[Source information Boundary: Start]

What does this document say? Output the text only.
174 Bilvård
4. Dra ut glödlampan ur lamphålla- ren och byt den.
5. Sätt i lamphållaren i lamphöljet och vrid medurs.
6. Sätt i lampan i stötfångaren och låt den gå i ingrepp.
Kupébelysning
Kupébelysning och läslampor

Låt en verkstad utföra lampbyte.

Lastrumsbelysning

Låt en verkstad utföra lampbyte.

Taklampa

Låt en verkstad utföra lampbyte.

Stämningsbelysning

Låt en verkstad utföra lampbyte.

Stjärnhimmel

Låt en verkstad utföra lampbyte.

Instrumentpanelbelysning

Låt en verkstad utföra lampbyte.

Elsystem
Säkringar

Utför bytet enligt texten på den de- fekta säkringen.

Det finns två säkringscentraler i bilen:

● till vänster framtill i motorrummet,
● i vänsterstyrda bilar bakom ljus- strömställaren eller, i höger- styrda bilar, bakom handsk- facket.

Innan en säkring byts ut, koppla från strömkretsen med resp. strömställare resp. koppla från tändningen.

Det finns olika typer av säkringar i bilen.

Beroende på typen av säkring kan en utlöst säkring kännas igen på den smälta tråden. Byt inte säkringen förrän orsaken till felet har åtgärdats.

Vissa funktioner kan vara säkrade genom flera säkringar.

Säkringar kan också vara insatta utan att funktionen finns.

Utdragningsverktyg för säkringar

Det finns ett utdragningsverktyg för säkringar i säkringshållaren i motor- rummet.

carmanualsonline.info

[Source information Boundary: End]

What the exercise asks
All the lines above should be written out once more, exactly.

Completed exercise
What does this document say? Output the text only.
174 Bilvård
4. Dra ut glödlampan ur lamphålla- ren och byt den.
5. Sätt i lamphållaren i lamphöljet och vrid medurs.
6. Sätt i lampan i stötfångaren och låt den gå i ingrepp.
Kupébelysning
Kupébelysning och läslampor

Låt en verkstad utföra lampbyte.

Lastrumsbelysning

Låt en verkstad utföra lampbyte.

Taklampa

Låt en verkstad utföra lampbyte.

Stämningsbelysning

Låt en verkstad utföra lampbyte.

Stjärnhimmel

Låt en verkstad utföra lampbyte.

Instrumentpanelbelysning

Låt en verkstad utföra lampbyte.

Elsystem
Säkringar

Utför bytet enligt texten på den de- fekta säkringen.

Det finns två säkringscentraler i bilen:

● till vänster framtill i motorrummet,
● i vänsterstyrda bilar bakom ljus- strömställaren eller, i höger- styrda bilar, bakom handsk- facket.

Innan en säkring byts ut, koppla från strömkretsen med resp. strömställare resp. koppla från tändningen.

Det finns olika typer av säkringar i bilen.

Beroende på typen av säkring kan en utlöst säkring kännas igen på den smälta tråden. Byt inte säkringen förrän orsaken till felet har åtgärdats.

Vissa funktioner kan vara säkrade genom flera säkringar.

Säkringar kan också vara insatta utan att funktionen finns.

Utdragningsverktyg för säkringar

Det finns ett utdragningsverktyg för säkringar i säkringshållaren i motor- rummet.

carmanualsonline.info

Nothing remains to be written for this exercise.